Set task: Write out the whole listing again, exactly.
━━ Material supplied
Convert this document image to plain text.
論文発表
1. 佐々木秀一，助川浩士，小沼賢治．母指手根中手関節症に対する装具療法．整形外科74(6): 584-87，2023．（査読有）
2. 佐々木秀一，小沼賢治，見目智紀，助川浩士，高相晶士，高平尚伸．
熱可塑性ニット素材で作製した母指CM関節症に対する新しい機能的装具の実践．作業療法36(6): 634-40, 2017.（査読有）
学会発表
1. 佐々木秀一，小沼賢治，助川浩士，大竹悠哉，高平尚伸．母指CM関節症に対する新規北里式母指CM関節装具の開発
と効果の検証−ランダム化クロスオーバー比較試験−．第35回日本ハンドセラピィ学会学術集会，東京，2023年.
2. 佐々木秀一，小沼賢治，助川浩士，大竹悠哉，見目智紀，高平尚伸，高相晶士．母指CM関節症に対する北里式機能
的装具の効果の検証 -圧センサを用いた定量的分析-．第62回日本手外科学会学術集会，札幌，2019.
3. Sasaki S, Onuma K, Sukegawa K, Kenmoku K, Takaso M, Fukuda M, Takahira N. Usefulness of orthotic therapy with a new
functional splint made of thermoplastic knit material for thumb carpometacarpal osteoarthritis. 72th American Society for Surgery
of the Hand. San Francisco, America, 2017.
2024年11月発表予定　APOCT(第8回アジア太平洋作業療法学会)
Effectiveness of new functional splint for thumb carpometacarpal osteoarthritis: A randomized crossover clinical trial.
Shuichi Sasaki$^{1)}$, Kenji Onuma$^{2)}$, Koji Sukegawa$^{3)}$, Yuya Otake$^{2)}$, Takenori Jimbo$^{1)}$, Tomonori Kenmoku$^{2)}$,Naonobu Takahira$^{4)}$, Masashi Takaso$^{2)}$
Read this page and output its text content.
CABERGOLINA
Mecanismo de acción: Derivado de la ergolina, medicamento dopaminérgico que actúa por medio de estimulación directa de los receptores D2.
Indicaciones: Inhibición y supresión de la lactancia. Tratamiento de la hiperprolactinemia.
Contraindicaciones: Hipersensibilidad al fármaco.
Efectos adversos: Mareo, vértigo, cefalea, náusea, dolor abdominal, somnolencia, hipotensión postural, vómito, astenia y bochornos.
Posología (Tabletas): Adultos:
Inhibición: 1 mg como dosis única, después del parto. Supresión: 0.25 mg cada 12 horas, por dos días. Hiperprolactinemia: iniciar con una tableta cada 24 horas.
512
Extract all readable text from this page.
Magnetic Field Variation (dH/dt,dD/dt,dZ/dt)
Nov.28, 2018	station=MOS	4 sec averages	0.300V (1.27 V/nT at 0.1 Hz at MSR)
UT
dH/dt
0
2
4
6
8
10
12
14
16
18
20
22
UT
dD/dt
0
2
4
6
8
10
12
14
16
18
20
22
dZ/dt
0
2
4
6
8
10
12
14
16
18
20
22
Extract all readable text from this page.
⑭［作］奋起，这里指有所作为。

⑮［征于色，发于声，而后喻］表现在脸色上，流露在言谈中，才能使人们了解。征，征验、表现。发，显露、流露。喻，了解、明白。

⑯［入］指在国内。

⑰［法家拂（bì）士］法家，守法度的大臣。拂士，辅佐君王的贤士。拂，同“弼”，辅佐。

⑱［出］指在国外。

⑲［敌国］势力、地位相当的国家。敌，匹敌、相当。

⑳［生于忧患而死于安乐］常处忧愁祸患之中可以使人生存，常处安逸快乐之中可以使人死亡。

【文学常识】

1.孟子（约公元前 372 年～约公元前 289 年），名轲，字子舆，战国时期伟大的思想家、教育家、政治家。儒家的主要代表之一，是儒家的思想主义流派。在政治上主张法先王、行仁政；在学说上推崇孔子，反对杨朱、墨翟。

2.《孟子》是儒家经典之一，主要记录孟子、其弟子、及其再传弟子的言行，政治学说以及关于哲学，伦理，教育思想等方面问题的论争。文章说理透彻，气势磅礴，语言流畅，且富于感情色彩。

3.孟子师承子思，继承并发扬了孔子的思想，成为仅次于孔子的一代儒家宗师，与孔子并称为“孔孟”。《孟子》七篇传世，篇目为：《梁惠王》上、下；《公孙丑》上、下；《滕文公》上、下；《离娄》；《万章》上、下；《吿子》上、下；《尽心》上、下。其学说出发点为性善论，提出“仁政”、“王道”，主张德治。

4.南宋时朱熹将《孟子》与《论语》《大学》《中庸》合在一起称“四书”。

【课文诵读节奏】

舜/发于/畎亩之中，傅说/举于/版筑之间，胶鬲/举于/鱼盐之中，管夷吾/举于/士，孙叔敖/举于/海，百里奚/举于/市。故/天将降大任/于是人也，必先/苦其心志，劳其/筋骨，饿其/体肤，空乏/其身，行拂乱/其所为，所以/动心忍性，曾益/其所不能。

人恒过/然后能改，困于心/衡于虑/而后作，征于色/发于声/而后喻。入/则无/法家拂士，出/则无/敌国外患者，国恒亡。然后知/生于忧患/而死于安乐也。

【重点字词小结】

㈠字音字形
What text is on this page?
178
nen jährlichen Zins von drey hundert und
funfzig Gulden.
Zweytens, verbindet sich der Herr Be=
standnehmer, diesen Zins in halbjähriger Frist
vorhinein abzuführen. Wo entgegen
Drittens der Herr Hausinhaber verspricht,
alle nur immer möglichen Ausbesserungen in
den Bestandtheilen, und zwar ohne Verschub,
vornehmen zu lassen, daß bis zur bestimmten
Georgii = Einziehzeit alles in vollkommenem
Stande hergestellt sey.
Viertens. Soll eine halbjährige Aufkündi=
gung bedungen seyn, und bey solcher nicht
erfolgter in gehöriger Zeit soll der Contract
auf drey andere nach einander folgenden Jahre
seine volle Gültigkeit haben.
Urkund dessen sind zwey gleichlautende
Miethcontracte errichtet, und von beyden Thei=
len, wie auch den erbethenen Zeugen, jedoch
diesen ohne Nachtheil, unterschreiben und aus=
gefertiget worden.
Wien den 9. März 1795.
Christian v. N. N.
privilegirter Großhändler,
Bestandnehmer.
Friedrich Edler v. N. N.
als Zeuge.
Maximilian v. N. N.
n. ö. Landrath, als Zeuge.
━━━━
Full output:
Convert this document image to plain text.
論文発表
1. 佐々木秀一，助川浩士，小沼賢治．母指手根中手関節症に対する装具療法．整形外科74(6): 584-87，2023．（査読有）
2. 佐々木秀一，小沼賢治，見目智紀，助川浩士，高相晶士，高平尚伸．
熱可塑性ニット素材で作製した母指CM関節症に対する新しい機能的装具の実践．作業療法36(6): 634-40, 2017.（査読有）
学会発表
1. 佐々木秀一，小沼賢治，助川浩士，大竹悠哉，高平尚伸．母指CM関節症に対する新規北里式母指CM関節装具の開発
と効果の検証−ランダム化クロスオーバー比較試験−．第35回日本ハンドセラピィ学会学術集会，東京，2023年.
2. 佐々木秀一，小沼賢治，助川浩士，大竹悠哉，見目智紀，高平尚伸，高相晶士．母指CM関節症に対する北里式機能
的装具の効果の検証 -圧センサを用いた定量的分析-．第62回日本手外科学会学術集会，札幌，2019.
3. Sasaki S, Onuma K, Sukegawa K, Kenmoku K, Takaso M, Fukuda M, Takahira N. Usefulness of orthotic therapy with a new
functional splint made of thermoplastic knit material for thumb carpometacarpal osteoarthritis. 72th American Society for Surgery
of the Hand. San Francisco, America, 2017.
2024年11月発表予定　APOCT(第8回アジア太平洋作業療法学会)
Effectiveness of new functional splint for thumb carpometacarpal osteoarthritis: A randomized crossover clinical trial.
Shuichi Sasaki$^{1)}$, Kenji Onuma$^{2)}$, Koji Sukegawa$^{3)}$, Yuya Otake$^{2)}$, Takenori Jimbo$^{1)}$, Tomonori Kenmoku$^{2)}$,Naonobu Takahira$^{4)}$, Masashi Takaso$^{2)}$
Read this page and output its text content.
CABERGOLINA
Mecanismo de acción: Derivado de la ergolina, medicamento dopaminérgico que actúa por medio de estimulación directa de los receptores D2.
Indicaciones: Inhibición y supresión de la lactancia. Tratamiento de la hiperprolactinemia.
Contraindicaciones: Hipersensibilidad al fármaco.
Efectos adversos: Mareo, vértigo, cefalea, náusea, dolor abdominal, somnolencia, hipotensión postural, vómito, astenia y bochornos.
Posología (Tabletas): Adultos:
Inhibición: 1 mg como dosis única, después del parto. Supresión: 0.25 mg cada 12 horas, por dos días. Hiperprolactinemia: iniciar con una tableta cada 24 horas.
512
Extract all readable text from this page.
Magnetic Field Variation (dH/dt,dD/dt,dZ/dt)
Nov.28, 2018	station=MOS	4 sec averages	0.300V (1.27 V/nT at 0.1 Hz at MSR)
UT
dH/dt
0
2
4
6
8
10
12
14
16
18
20
22
UT
dD/dt
0
2
4
6
8
10
12
14
16
18
20
22
dZ/dt
0
2
4
6
8
10
12
14
16
18
20
22
Extract all readable text from this page.
⑭［作］奋起，这里指有所作为。

⑮［征于色，发于声，而后喻］表现在脸色上，流露在言谈中，才能使人们了解。征，征验、表现。发，显露、流露。喻，了解、明白。

⑯［入］指在国内。

⑰［法家拂（bì）士］法家，守法度的大臣。拂士，辅佐君王的贤士。拂，同“弼”，辅佐。

⑱［出］指在国外。

⑲［敌国］势力、地位相当的国家。敌，匹敌、相当。

⑳［生于忧患而死于安乐］常处忧愁祸患之中可以使人生存，常处安逸快乐之中可以使人死亡。

【文学常识】

1.孟子（约公元前 372 年～约公元前 289 年），名轲，字子舆，战国时期伟大的思想家、教育家、政治家。儒家的主要代表之一，是儒家的思想主义流派。在政治上主张法先王、行仁政；在学说上推崇孔子，反对杨朱、墨翟。

2.《孟子》是儒家经典之一，主要记录孟子、其弟子、及其再传弟子的言行，政治学说以及关于哲学，伦理，教育思想等方面问题的论争。文章说理透彻，气势磅礴，语言流畅，且富于感情色彩。

3.孟子师承子思，继承并发扬了孔子的思想，成为仅次于孔子的一代儒家宗师，与孔子并称为“孔孟”。《孟子》七篇传世，篇目为：《梁惠王》上、下；《公孙丑》上、下；《滕文公》上、下；《离娄》；《万章》上、下；《吿子》上、下；《尽心》上、下。其学说出发点为性善论，提出“仁政”、“王道”，主张德治。

4.南宋时朱熹将《孟子》与《论语》《大学》《中庸》合在一起称“四书”。

【课文诵读节奏】

舜/发于/畎亩之中，傅说/举于/版筑之间，胶鬲/举于/鱼盐之中，管夷吾/举于/士，孙叔敖/举于/海，百里奚/举于/市。故/天将降大任/于是人也，必先/苦其心志，劳其/筋骨，饿其/体肤，空乏/其身，行拂乱/其所为，所以/动心忍性，曾益/其所不能。

人恒过/然后能改，困于心/衡于虑/而后作，征于色/发于声/而后喻。入/则无/法家拂士，出/则无/敌国外患者，国恒亡。然后知/生于忧患/而死于安乐也。

【重点字词小结】

㈠字音字形
What text is on this page?
178
nen jährlichen Zins von drey hundert und
funfzig Gulden.
Zweytens, verbindet sich der Herr Be=
standnehmer, diesen Zins in halbjähriger Frist
vorhinein abzuführen. Wo entgegen
Drittens der Herr Hausinhaber verspricht,
alle nur immer möglichen Ausbesserungen in
den Bestandtheilen, und zwar ohne Verschub,
vornehmen zu lassen, daß bis zur bestimmten
Georgii = Einziehzeit alles in vollkommenem
Stande hergestellt sey.
Viertens. Soll eine halbjährige Aufkündi=
gung bedungen seyn, und bey solcher nicht
erfolgter in gehöriger Zeit soll der Contract
auf drey andere nach einander folgenden Jahre
seine volle Gültigkeit haben.
Urkund dessen sind zwey gleichlautende
Miethcontracte errichtet, und von beyden Thei=
len, wie auch den erbethenen Zeugen, jedoch
diesen ohne Nachtheil, unterschreiben und aus=
gefertiget worden.
Wien den 9. März 1795.
Christian v. N. N.
privilegirter Großhändler,
Bestandnehmer.
Friedrich Edler v. N. N.
als Zeuge.
Maximilian v. N. N.
n. ö. Landrath, als Zeuge.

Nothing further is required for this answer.